Imprime sin cambios todo lo que va desde "Los peligrosos efectos" hasta "a ninguna parte." en el fragmento facilitado, ambos extremos incluidos.

FRAGMENTO FACILITADO:
##############################

La histeria colectiva y la esquizofrenia social calificó a muchas de estas pobres mujeres como brujas y las condenó durante siglos a la soledad, la exclusión social o al martirio en la hoguera. Las acusaciones servían para comenzar el proceso, y más tarde con crueles torturas se conseguía que las pobres desdichadas confesaran las mayores atrocidades cometidas así como de mantener contactos cercanos con el demonio.

Y de tanto repetirlo, algunas acabaron creyendo que tenían poderes adivinatorios, curatorios o maléficos a través de conjuros y ensalmos. La enfermedad mental, el aislamiento social, la malnutrición y alguna que otra secuela de la sífilis, producía ideas delirantes de componente sobrenatural. En algunas circunstancias la utilización de bálsamos y cremas con plantas alucinógenas, como el beleño, belladona, mandrágora y estramonio les hacían tomar las pesadillas por realidad cayendo en estado de estupor con sensaciones extracorpóreas de levitación o desenfreno.

Los peligrosos efectos de las plantas citadas dejaban a muchas gentes en un estado de imbecilidad permanente y disociación de la personalidad que les llevaba a emprender un triste y trágico camino a ninguna parte.
¡Plantas que curan, plantas que matan… todas naturales!

##############################

FILAS PROPORCIONADAS:

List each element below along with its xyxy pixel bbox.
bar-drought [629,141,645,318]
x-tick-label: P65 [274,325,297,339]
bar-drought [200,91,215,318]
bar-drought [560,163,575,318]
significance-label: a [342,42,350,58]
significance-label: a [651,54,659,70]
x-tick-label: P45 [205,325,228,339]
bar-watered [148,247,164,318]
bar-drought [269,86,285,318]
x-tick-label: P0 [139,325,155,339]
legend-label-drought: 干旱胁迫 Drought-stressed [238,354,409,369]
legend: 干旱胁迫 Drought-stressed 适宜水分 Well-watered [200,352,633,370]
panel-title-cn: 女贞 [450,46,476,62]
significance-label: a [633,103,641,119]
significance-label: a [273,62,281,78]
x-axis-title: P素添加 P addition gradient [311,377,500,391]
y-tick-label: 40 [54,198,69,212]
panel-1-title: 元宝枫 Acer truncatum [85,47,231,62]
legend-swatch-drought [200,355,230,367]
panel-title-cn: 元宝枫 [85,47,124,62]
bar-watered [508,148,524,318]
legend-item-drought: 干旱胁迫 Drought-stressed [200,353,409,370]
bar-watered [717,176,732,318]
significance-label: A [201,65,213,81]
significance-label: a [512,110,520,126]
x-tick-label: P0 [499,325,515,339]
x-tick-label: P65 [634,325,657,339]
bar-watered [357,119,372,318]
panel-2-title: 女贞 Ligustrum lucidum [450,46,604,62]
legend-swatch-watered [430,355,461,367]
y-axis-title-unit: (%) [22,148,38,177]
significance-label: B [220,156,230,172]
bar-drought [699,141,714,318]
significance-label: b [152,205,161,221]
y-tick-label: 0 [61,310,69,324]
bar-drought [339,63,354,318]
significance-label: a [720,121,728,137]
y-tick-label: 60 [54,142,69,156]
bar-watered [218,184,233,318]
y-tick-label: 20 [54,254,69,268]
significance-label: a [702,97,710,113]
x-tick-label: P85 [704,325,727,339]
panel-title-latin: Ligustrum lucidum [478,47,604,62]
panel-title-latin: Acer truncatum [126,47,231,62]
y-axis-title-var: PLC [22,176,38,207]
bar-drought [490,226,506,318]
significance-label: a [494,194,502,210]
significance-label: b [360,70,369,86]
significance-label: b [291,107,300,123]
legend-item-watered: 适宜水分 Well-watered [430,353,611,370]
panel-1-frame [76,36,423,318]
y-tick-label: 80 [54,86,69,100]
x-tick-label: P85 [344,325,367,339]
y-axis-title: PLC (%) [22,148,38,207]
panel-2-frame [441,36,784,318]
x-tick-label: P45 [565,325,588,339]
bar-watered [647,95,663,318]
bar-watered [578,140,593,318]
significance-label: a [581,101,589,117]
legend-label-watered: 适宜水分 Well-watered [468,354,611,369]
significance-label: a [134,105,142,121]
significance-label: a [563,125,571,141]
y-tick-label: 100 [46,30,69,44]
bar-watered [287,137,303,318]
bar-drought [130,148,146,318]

##############################

SOLUCIÓN:
Los peligrosos efectos de las plantas citadas dejaban a muchas gentes en un estado de imbecilidad permanente y disociación de la personalidad que les llevaba a emprender un triste y trágico camino a ninguna parte.